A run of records

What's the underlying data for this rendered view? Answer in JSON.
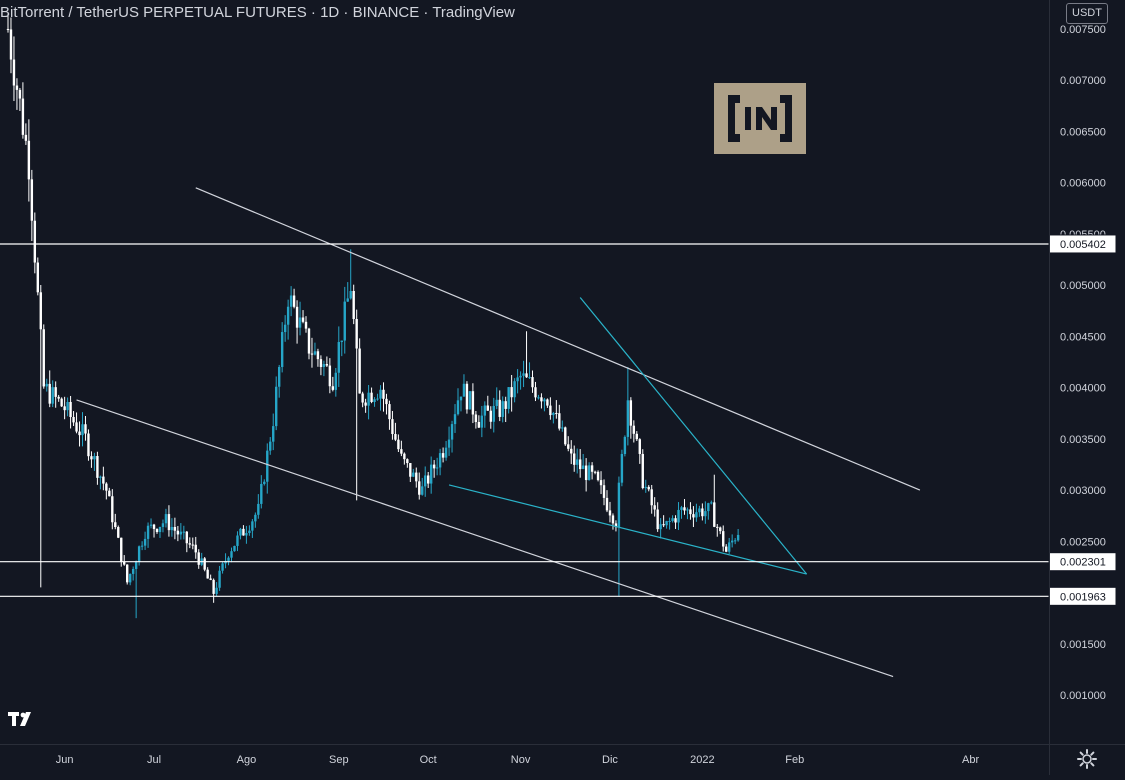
{
  "header": {
    "title": "BitTorrent / TetherUS PERPETUAL FUTURES · 1D · BINANCE · TradingView",
    "currency": "USDT"
  },
  "watermark": {
    "text": "IN",
    "color": "#c9b89a"
  },
  "colors": {
    "background": "#131722",
    "candle_up": "#26a6c8",
    "candle_down": "#ffffff",
    "trendline_white": "#d1d4dc",
    "trendline_cyan": "#2ab3c9",
    "hline": "#ffffff"
  },
  "chart_data": {
    "type": "candlestick",
    "title": "BitTorrent / TetherUS PERPETUAL FUTURES · 1D · BINANCE · TradingView",
    "x_axis": {
      "type": "date",
      "range": [
        "2021-05-13",
        "2022-04-30"
      ],
      "ticks": [
        {
          "date": "2021-06-01",
          "label": "Jun"
        },
        {
          "date": "2021-07-01",
          "label": "Jul"
        },
        {
          "date": "2021-08-01",
          "label": "Ago"
        },
        {
          "date": "2021-09-01",
          "label": "Sep"
        },
        {
          "date": "2021-10-01",
          "label": "Oct"
        },
        {
          "date": "2021-11-01",
          "label": "Nov"
        },
        {
          "date": "2021-12-01",
          "label": "Dic"
        },
        {
          "date": "2022-01-01",
          "label": "2022"
        },
        {
          "date": "2022-02-01",
          "label": "Feb"
        },
        {
          "date": "2022-04-01",
          "label": "Abr"
        }
      ]
    },
    "y_axis": {
      "range": [
        0.00055,
        0.0078
      ],
      "ticks": [
        "0.001000",
        "0.001500",
        "0.002000",
        "0.002500",
        "0.003000",
        "0.003500",
        "0.004000",
        "0.004500",
        "0.005000",
        "0.005500",
        "0.006000",
        "0.006500",
        "0.007000",
        "0.007500"
      ]
    },
    "grid": false,
    "anchors": [
      {
        "date": "2021-05-13",
        "value": 0.0075
      },
      {
        "date": "2021-05-20",
        "value": 0.0062
      },
      {
        "date": "2021-05-25",
        "value": 0.004
      },
      {
        "date": "2021-06-01",
        "value": 0.0038
      },
      {
        "date": "2021-06-08",
        "value": 0.0035
      },
      {
        "date": "2021-06-15",
        "value": 0.003
      },
      {
        "date": "2021-06-22",
        "value": 0.0021
      },
      {
        "date": "2021-06-28",
        "value": 0.0026
      },
      {
        "date": "2021-07-05",
        "value": 0.0027
      },
      {
        "date": "2021-07-15",
        "value": 0.0024
      },
      {
        "date": "2021-07-21",
        "value": 0.002
      },
      {
        "date": "2021-07-26",
        "value": 0.0024
      },
      {
        "date": "2021-08-05",
        "value": 0.0028
      },
      {
        "date": "2021-08-10",
        "value": 0.0037
      },
      {
        "date": "2021-08-15",
        "value": 0.0049
      },
      {
        "date": "2021-08-22",
        "value": 0.0044
      },
      {
        "date": "2021-08-30",
        "value": 0.0041
      },
      {
        "date": "2021-09-05",
        "value": 0.005
      },
      {
        "date": "2021-09-08",
        "value": 0.0039
      },
      {
        "date": "2021-09-15",
        "value": 0.004
      },
      {
        "date": "2021-09-22",
        "value": 0.0033
      },
      {
        "date": "2021-09-29",
        "value": 0.003
      },
      {
        "date": "2021-10-06",
        "value": 0.0034
      },
      {
        "date": "2021-10-12",
        "value": 0.004
      },
      {
        "date": "2021-10-18",
        "value": 0.0037
      },
      {
        "date": "2021-10-26",
        "value": 0.0038
      },
      {
        "date": "2021-11-01",
        "value": 0.0041
      },
      {
        "date": "2021-11-10",
        "value": 0.0039
      },
      {
        "date": "2021-11-18",
        "value": 0.0033
      },
      {
        "date": "2021-11-26",
        "value": 0.0031
      },
      {
        "date": "2021-12-03",
        "value": 0.0027
      },
      {
        "date": "2021-12-07",
        "value": 0.0039
      },
      {
        "date": "2021-12-12",
        "value": 0.0031
      },
      {
        "date": "2021-12-18",
        "value": 0.0026
      },
      {
        "date": "2021-12-25",
        "value": 0.0028
      },
      {
        "date": "2022-01-04",
        "value": 0.0028
      },
      {
        "date": "2022-01-09",
        "value": 0.0024
      },
      {
        "date": "2022-01-13",
        "value": 0.0026
      }
    ],
    "wick_spikes": [
      {
        "date": "2021-05-24",
        "low": 0.00205
      },
      {
        "date": "2021-06-25",
        "low": 0.00175
      },
      {
        "date": "2021-07-21",
        "low": 0.0019
      },
      {
        "date": "2021-09-05",
        "high": 0.00535
      },
      {
        "date": "2021-09-07",
        "low": 0.0029
      },
      {
        "date": "2021-11-03",
        "high": 0.00455
      },
      {
        "date": "2021-12-04",
        "low": 0.00196
      },
      {
        "date": "2021-12-07",
        "high": 0.0042
      },
      {
        "date": "2022-01-05",
        "high": 0.00315
      }
    ],
    "horizontal_lines": [
      {
        "value": 0.005402,
        "label": "0.005402"
      },
      {
        "value": 0.002301,
        "label": "0.002301"
      },
      {
        "value": 0.001963,
        "label": "0.001963"
      }
    ],
    "trendlines": [
      {
        "color": "white",
        "from": {
          "date": "2021-07-15",
          "value": 0.00595
        },
        "to": {
          "date": "2022-03-15",
          "value": 0.003
        }
      },
      {
        "color": "white",
        "from": {
          "date": "2021-06-05",
          "value": 0.00388
        },
        "to": {
          "date": "2022-03-06",
          "value": 0.00118
        }
      },
      {
        "color": "cyan",
        "from": {
          "date": "2021-11-21",
          "value": 0.00488
        },
        "to": {
          "date": "2022-02-05",
          "value": 0.00218
        }
      },
      {
        "color": "cyan",
        "from": {
          "date": "2021-10-08",
          "value": 0.00305
        },
        "to": {
          "date": "2022-02-05",
          "value": 0.00218
        }
      }
    ]
  }
}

## EXERCISE OBJECTIVE
Omit all pictures while transcribing the entries verbatim.

## FULL SOLUTION
What's the underlying data for this rendered view? Answer in JSON.
{
  "header": {
    "title": "BitTorrent / TetherUS PERPETUAL FUTURES · 1D · BINANCE · TradingView",
    "currency": "USDT"
  },
  "watermark": {
    "text": "IN",
    "color": "#c9b89a"
  },
  "colors": {
    "background": "#131722",
    "candle_up": "#26a6c8",
    "candle_down": "#ffffff",
    "trendline_white": "#d1d4dc",
    "trendline_cyan": "#2ab3c9",
    "hline": "#ffffff"
  },
  "chart_data": {
    "type": "candlestick",
    "title": "BitTorrent / TetherUS PERPETUAL FUTURES · 1D · BINANCE · TradingView",
    "x_axis": {
      "type": "date",
      "range": [
        "2021-05-13",
        "2022-04-30"
      ],
      "ticks": [
        {
          "date": "2021-06-01",
          "label": "Jun"
        },
        {
          "date": "2021-07-01",
          "label": "Jul"
        },
        {
          "date": "2021-08-01",
          "label": "Ago"
        },
        {
          "date": "2021-09-01",
          "label": "Sep"
        },
        {
          "date": "2021-10-01",
          "label": "Oct"
        },
        {
          "date": "2021-11-01",
          "label": "Nov"
        },
        {
          "date": "2021-12-01",
          "label": "Dic"
        },
        {
          "date": "2022-01-01",
          "label": "2022"
        },
        {
          "date": "2022-02-01",
          "label": "Feb"
        },
        {
          "date": "2022-04-01",
          "label": "Abr"
        }
      ]
    },
    "y_axis": {
      "range": [
        0.00055,
        0.0078
      ],
      "ticks": [
        "0.001000",
        "0.001500",
        "0.002000",
        "0.002500",
        "0.003000",
        "0.003500",
        "0.004000",
        "0.004500",
        "0.005000",
        "0.005500",
        "0.006000",
        "0.006500",
        "0.007000",
        "0.007500"
      ]
    },
    "grid": false,
    "anchors": [
      {
        "date": "2021-05-13",
        "value": 0.0075
      },
      {
        "date": "2021-05-20",
        "value": 0.0062
      },
      {
        "date": "2021-05-25",
        "value": 0.004
      },
      {
        "date": "2021-06-01",
        "value": 0.0038
      },
      {
        "date": "2021-06-08",
        "value": 0.0035
      },
      {
        "date": "2021-06-15",
        "value": 0.003
      },
      {
        "date": "2021-06-22",
        "value": 0.0021
      },
      {
        "date": "2021-06-28",
        "value": 0.0026
      },
      {
        "date": "2021-07-05",
        "value": 0.0027
      },
      {
        "date": "2021-07-15",
        "value": 0.0024
      },
      {
        "date": "2021-07-21",
        "value": 0.002
      },
      {
        "date": "2021-07-26",
        "value": 0.0024
      },
      {
        "date": "2021-08-05",
        "value": 0.0028
      },
      {
        "date": "2021-08-10",
        "value": 0.0037
      },
      {
        "date": "2021-08-15",
        "value": 0.0049
      },
      {
        "date": "2021-08-22",
        "value": 0.0044
      },
      {
        "date": "2021-08-30",
        "value": 0.0041
      },
      {
        "date": "2021-09-05",
        "value": 0.005
      },
      {
        "date": "2021-09-08",
        "value": 0.0039
      },
      {
        "date": "2021-09-15",
        "value": 0.004
      },
      {
        "date": "2021-09-22",
        "value": 0.0033
      },
      {
        "date": "2021-09-29",
        "value": 0.003
      },
      {
        "date": "2021-10-06",
        "value": 0.0034
      },
      {
        "date": "2021-10-12",
        "value": 0.004
      },
      {
        "date": "2021-10-18",
        "value": 0.0037
      },
      {
        "date": "2021-10-26",
        "value": 0.0038
      },
      {
        "date": "2021-11-01",
        "value": 0.0041
      },
      {
        "date": "2021-11-10",
        "value": 0.0039
      },
      {
        "date": "2021-11-18",
        "value": 0.0033
      },
      {
        "date": "2021-11-26",
        "value": 0.0031
      },
      {
        "date": "2021-12-03",
        "value": 0.0027
      },
      {
        "date": "2021-12-07",
        "value": 0.0039
      },
      {
        "date": "2021-12-12",
        "value": 0.0031
      },
      {
        "date": "2021-12-18",
        "value": 0.0026
      },
      {
        "date": "2021-12-25",
        "value": 0.0028
      },
      {
        "date": "2022-01-04",
        "value": 0.0028
      },
      {
        "date": "2022-01-09",
        "value": 0.0024
      },
      {
        "date": "2022-01-13",
        "value": 0.0026
      }
    ],
    "wick_spikes": [
      {
        "date": "2021-05-24",
        "low": 0.00205
      },
      {
        "date": "2021-06-25",
        "low": 0.00175
      },
      {
        "date": "2021-07-21",
        "low": 0.0019
      },
      {
        "date": "2021-09-05",
        "high": 0.00535
      },
      {
        "date": "2021-09-07",
        "low": 0.0029
      },
      {
        "date": "2021-11-03",
        "high": 0.00455
      },
      {
        "date": "2021-12-04",
        "low": 0.00196
      },
      {
        "date": "2021-12-07",
        "high": 0.0042
      },
      {
        "date": "2022-01-05",
        "high": 0.00315
      }
    ],
    "horizontal_lines": [
      {
        "value": 0.005402,
        "label": "0.005402"
      },
      {
        "value": 0.002301,
        "label": "0.002301"
      },
      {
        "value": 0.001963,
        "label": "0.001963"
      }
    ],
    "trendlines": [
      {
        "color": "white",
        "from": {
          "date": "2021-07-15",
          "value": 0.00595
        },
        "to": {
          "date": "2022-03-15",
          "value": 0.003
        }
      },
      {
        "color": "white",
        "from": {
          "date": "2021-06-05",
          "value": 0.00388
        },
        "to": {
          "date": "2022-03-06",
          "value": 0.00118
        }
      },
      {
        "color": "cyan",
        "from": {
          "date": "2021-11-21",
          "value": 0.00488
        },
        "to": {
          "date": "2022-02-05",
          "value": 0.00218
        }
      },
      {
        "color": "cyan",
        "from": {
          "date": "2021-10-08",
          "value": 0.00305
        },
        "to": {
          "date": "2022-02-05",
          "value": 0.00218
        }
      }
    ]
  }
}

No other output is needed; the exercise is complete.